**Problem**
Each line that holds the word "Floaters" counts once; give the total number of such lines and nothing else.

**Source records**
--------------------------------------------------

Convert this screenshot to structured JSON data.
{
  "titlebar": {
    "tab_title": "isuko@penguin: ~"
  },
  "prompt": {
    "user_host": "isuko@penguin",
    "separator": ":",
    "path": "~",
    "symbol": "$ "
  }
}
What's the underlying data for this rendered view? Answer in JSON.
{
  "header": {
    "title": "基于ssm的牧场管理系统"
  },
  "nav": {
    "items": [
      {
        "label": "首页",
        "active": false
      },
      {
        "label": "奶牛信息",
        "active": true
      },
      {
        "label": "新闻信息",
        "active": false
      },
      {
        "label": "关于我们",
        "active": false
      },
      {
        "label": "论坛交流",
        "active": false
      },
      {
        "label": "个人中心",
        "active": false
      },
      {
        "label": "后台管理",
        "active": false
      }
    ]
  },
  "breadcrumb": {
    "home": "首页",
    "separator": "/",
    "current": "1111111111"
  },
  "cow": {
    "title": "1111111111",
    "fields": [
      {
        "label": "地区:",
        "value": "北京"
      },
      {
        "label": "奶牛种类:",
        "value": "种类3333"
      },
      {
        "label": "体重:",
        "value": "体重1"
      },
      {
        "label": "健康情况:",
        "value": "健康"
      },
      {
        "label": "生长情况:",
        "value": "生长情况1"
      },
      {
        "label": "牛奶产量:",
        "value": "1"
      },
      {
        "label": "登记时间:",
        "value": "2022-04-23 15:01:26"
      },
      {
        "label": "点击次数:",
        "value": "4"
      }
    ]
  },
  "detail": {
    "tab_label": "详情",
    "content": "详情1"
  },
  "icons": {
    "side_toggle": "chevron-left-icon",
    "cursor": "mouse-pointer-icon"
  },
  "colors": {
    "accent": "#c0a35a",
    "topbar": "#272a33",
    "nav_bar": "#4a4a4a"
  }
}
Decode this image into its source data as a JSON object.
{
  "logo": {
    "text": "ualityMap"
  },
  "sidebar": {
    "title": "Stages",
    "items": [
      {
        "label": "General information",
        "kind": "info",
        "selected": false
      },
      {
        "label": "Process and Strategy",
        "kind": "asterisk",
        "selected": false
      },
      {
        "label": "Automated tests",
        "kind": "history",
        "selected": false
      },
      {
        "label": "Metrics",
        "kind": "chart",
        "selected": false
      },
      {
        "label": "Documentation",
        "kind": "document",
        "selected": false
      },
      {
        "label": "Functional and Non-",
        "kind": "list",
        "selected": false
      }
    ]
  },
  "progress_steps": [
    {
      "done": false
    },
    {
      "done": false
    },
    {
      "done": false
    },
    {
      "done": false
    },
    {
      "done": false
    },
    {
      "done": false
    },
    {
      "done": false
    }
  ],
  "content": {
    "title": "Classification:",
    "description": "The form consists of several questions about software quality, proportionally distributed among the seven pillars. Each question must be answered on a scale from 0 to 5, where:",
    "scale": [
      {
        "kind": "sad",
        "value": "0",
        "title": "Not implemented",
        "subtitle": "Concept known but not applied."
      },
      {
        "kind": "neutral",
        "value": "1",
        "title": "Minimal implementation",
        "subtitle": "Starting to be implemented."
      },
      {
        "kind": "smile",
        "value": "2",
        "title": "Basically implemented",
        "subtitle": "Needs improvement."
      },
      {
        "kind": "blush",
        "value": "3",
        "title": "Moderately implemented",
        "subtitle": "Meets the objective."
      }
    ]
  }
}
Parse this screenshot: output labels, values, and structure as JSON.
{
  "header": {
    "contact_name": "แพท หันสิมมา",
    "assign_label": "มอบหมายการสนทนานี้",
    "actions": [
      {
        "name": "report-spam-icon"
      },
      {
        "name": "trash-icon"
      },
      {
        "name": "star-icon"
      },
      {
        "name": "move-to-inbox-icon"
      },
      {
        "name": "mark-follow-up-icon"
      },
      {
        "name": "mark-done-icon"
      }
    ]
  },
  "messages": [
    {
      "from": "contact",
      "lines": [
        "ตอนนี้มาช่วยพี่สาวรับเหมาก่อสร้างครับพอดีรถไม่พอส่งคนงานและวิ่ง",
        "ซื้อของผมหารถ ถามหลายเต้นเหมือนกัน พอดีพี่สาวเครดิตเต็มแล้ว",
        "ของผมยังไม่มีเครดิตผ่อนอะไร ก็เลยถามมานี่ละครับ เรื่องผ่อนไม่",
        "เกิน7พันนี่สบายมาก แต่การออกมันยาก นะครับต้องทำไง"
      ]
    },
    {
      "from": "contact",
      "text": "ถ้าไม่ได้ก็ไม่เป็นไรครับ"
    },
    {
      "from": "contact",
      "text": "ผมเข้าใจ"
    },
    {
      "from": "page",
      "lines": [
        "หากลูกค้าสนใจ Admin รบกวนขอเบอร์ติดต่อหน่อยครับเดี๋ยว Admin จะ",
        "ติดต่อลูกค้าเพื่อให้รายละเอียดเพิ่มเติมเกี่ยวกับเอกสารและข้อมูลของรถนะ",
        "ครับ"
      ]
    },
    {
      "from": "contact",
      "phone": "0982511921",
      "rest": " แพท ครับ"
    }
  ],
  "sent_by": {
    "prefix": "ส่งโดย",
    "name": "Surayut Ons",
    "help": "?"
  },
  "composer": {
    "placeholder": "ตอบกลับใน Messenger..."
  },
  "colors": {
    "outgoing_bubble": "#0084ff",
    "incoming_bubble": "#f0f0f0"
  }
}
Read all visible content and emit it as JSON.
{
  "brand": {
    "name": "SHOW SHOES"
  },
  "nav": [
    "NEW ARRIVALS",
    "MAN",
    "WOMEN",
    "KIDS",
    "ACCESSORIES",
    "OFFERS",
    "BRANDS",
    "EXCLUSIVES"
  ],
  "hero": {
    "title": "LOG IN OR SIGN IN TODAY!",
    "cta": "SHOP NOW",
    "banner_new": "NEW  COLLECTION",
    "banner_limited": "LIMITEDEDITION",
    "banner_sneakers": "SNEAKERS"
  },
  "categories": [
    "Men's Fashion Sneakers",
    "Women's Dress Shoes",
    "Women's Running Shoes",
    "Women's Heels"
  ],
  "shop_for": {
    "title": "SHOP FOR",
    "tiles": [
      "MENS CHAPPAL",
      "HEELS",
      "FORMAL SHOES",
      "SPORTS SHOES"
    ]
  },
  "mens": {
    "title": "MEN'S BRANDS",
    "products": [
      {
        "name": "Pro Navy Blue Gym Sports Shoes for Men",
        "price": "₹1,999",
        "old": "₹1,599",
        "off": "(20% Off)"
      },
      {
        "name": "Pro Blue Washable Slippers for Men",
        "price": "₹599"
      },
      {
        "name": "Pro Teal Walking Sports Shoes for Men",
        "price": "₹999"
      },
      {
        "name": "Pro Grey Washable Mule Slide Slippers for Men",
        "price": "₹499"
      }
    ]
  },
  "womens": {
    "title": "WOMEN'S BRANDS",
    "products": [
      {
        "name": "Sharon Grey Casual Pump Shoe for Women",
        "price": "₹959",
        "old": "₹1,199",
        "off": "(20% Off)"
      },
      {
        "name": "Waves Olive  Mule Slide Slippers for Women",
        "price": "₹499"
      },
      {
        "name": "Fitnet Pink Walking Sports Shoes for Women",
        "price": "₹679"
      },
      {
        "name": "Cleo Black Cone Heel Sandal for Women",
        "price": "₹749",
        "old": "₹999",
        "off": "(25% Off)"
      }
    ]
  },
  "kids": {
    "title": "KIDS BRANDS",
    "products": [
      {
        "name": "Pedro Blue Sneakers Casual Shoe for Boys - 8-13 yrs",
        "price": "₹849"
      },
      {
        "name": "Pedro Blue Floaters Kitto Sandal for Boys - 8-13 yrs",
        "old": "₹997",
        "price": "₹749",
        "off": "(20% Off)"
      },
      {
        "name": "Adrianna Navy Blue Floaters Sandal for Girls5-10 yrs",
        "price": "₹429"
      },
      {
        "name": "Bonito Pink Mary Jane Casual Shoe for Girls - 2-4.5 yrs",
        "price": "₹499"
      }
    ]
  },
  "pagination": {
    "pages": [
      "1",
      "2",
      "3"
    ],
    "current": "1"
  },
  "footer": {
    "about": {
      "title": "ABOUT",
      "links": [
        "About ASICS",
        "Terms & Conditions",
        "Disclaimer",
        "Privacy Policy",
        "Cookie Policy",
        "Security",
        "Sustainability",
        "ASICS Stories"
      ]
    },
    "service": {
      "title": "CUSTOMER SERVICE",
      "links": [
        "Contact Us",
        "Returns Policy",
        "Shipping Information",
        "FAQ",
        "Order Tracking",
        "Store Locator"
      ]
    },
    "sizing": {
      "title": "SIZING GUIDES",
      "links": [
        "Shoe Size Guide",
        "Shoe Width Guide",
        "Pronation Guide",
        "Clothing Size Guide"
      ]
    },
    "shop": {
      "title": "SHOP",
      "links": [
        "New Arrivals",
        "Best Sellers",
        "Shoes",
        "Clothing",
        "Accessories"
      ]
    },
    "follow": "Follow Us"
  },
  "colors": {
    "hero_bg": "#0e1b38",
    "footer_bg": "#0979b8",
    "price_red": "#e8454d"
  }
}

--------------------------------------------------

**Worked answer**
2